(Stored records)
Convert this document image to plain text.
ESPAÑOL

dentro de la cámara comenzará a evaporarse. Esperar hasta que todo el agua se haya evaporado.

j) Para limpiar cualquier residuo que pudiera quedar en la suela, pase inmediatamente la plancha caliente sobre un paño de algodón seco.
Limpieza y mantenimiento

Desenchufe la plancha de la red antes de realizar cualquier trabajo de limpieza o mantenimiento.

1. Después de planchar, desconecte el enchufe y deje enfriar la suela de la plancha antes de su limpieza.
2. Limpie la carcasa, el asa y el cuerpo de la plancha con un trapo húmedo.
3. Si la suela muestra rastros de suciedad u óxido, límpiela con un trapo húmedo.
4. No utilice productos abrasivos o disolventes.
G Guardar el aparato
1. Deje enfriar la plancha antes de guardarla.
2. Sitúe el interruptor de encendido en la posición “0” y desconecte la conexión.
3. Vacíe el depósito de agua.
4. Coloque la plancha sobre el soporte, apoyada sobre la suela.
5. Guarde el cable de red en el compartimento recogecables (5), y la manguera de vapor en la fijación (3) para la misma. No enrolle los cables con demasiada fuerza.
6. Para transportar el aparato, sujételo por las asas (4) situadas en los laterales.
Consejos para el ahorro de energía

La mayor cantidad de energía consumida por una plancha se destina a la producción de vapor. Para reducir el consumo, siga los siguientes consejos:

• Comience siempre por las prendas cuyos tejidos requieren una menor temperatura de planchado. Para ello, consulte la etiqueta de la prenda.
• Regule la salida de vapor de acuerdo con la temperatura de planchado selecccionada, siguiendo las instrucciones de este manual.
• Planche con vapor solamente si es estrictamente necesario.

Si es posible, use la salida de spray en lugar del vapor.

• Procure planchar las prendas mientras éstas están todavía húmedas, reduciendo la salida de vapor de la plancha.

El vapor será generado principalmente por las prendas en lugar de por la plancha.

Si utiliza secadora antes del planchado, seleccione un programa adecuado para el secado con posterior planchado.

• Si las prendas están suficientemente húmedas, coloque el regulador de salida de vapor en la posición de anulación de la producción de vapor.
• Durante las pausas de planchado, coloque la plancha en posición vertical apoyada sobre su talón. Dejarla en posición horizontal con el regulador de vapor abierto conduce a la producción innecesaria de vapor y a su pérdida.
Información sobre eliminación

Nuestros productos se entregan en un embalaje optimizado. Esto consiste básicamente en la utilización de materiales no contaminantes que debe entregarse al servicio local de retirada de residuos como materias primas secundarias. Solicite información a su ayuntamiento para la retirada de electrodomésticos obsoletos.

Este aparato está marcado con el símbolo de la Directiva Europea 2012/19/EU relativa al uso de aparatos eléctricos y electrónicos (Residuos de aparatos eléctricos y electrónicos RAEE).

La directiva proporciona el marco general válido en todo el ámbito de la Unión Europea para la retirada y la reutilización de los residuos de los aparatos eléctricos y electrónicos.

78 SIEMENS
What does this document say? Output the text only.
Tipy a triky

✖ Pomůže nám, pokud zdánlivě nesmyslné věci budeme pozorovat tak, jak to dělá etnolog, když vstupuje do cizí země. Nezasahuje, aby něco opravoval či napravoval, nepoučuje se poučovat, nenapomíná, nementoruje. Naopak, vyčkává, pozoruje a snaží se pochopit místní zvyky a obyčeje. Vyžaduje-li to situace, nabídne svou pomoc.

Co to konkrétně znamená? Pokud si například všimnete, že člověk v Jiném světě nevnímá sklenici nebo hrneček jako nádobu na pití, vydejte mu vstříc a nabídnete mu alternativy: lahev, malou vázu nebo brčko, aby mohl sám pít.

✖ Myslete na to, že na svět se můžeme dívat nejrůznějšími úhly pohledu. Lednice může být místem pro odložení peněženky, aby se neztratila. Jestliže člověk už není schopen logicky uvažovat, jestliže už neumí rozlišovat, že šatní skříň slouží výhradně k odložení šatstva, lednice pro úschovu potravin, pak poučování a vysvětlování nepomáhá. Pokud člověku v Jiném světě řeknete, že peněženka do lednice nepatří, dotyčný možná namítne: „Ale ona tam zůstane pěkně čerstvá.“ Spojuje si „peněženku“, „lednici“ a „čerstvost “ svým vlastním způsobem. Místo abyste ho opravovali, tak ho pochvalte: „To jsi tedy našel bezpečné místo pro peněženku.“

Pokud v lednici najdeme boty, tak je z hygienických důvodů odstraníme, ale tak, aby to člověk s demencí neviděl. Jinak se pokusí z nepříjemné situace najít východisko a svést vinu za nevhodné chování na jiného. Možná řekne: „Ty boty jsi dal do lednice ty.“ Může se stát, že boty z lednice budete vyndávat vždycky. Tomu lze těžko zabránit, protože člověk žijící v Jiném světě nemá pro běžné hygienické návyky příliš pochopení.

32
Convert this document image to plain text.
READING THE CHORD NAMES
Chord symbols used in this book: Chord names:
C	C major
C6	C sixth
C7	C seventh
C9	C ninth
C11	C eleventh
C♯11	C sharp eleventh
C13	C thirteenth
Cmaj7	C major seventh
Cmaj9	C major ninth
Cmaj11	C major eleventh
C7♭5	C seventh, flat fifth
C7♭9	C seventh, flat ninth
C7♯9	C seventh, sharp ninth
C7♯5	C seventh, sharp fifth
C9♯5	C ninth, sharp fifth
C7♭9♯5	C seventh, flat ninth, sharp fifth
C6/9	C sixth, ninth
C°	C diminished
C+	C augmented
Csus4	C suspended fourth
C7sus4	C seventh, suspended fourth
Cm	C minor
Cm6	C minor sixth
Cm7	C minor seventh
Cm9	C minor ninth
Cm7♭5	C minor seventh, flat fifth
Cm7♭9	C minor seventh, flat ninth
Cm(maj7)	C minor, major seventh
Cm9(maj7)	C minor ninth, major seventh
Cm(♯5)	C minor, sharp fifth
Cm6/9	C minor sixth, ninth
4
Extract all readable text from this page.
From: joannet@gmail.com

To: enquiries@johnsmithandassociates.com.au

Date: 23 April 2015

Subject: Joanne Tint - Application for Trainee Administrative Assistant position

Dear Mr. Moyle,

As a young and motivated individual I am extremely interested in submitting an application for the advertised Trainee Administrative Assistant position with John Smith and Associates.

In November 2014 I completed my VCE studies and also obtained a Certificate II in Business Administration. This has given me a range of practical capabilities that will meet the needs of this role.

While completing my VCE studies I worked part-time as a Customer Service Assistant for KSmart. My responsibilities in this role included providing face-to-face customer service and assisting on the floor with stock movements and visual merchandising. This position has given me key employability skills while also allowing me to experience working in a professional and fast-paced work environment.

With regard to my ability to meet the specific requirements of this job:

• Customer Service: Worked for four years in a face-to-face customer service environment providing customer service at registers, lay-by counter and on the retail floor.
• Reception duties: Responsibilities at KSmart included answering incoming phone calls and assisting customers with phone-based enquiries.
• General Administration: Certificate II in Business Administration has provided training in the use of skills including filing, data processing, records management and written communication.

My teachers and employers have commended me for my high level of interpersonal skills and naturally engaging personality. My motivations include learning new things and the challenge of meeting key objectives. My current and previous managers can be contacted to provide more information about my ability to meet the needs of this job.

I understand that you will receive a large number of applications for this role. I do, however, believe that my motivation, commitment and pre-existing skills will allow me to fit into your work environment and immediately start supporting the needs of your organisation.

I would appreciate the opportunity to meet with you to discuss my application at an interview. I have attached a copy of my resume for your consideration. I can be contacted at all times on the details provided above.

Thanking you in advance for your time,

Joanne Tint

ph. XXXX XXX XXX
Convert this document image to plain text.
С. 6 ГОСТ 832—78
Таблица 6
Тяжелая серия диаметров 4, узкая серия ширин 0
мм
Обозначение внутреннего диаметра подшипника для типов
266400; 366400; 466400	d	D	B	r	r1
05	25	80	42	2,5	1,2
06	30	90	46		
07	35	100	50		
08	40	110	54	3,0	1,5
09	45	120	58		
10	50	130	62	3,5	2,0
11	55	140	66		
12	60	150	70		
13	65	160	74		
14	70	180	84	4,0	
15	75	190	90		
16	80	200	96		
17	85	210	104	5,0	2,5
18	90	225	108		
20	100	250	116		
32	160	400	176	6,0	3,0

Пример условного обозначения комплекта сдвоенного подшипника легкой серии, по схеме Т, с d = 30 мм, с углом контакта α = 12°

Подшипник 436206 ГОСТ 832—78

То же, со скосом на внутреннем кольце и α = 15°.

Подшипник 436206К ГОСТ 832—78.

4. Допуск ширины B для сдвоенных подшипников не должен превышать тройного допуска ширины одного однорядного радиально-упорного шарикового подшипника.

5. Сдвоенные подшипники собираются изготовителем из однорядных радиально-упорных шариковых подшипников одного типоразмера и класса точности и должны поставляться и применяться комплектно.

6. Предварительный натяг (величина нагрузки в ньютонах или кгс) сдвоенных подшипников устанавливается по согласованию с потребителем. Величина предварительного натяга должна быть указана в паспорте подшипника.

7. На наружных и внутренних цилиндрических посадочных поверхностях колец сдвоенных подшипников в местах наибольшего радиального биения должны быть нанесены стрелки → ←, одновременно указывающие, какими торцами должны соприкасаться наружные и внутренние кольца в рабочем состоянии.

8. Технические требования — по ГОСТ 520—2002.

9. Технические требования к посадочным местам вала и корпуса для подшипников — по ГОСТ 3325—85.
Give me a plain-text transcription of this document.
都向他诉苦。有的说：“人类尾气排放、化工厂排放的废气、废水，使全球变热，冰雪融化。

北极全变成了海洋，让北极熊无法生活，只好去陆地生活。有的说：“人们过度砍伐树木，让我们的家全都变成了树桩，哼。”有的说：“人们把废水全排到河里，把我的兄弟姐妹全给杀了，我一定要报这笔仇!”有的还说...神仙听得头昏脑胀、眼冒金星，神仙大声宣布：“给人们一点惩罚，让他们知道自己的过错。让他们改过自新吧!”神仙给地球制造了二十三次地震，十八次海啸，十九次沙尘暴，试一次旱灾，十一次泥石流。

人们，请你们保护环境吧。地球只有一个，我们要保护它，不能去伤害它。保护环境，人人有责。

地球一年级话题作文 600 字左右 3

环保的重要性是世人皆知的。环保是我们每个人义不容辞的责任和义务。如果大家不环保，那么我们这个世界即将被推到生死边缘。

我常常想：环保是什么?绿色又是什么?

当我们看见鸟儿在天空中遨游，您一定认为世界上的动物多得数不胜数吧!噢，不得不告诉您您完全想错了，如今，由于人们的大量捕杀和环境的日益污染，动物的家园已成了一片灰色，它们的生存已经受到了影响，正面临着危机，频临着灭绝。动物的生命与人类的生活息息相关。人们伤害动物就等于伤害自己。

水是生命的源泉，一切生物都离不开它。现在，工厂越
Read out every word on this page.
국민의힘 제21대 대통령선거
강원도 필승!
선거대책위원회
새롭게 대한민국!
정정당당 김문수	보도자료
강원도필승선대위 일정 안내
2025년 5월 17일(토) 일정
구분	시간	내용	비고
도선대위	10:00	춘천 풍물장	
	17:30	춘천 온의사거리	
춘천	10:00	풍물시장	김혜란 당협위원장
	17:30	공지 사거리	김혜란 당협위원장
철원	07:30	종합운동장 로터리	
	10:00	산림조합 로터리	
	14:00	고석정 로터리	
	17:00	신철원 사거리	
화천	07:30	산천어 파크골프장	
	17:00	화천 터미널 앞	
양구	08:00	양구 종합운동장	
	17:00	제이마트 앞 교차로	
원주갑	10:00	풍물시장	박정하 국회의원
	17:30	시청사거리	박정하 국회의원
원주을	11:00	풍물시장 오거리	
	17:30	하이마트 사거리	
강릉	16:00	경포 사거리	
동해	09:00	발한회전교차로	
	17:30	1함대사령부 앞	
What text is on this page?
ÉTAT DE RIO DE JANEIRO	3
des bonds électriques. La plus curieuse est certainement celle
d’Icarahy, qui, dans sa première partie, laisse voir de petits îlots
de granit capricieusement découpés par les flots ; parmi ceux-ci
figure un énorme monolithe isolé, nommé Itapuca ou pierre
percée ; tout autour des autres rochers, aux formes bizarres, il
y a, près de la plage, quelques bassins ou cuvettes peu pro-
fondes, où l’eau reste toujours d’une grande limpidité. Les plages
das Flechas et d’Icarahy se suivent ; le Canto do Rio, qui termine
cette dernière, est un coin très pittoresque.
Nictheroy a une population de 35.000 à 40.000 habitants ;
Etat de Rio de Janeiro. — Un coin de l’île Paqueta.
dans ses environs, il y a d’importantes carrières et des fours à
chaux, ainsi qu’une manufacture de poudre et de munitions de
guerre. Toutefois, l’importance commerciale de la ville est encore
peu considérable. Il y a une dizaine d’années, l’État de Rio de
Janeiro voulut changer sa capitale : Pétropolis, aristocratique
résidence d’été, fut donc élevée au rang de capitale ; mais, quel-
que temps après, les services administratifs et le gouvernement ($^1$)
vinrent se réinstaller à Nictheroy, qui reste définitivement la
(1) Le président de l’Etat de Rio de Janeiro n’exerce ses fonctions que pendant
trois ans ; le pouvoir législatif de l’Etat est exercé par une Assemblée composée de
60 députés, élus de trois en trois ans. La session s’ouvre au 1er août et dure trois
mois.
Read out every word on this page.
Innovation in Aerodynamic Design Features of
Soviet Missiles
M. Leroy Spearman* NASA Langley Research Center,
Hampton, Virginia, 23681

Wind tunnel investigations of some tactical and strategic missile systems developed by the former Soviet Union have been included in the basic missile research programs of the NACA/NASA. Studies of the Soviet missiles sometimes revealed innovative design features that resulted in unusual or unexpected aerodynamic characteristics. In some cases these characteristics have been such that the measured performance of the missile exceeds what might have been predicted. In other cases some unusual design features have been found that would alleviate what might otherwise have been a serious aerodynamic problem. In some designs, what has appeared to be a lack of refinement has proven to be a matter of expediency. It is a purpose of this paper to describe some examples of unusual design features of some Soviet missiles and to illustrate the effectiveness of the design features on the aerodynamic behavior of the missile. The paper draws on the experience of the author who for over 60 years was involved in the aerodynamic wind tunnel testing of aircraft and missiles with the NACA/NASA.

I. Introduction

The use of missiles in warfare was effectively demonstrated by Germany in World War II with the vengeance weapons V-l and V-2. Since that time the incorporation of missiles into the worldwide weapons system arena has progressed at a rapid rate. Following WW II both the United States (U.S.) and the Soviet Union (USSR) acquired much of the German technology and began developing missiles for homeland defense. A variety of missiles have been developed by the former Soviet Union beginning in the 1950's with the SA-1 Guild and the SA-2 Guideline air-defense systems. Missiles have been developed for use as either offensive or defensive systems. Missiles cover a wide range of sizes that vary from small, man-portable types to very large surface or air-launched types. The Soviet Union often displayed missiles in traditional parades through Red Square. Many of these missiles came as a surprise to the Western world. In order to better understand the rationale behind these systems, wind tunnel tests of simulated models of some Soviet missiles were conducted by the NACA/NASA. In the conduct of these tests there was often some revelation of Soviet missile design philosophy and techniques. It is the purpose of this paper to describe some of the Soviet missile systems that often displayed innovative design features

* **TASK OBJECTIVE**: How many of these lines contain "Europea"? Write only the number.

* **THE COMPLETED TASK**: 2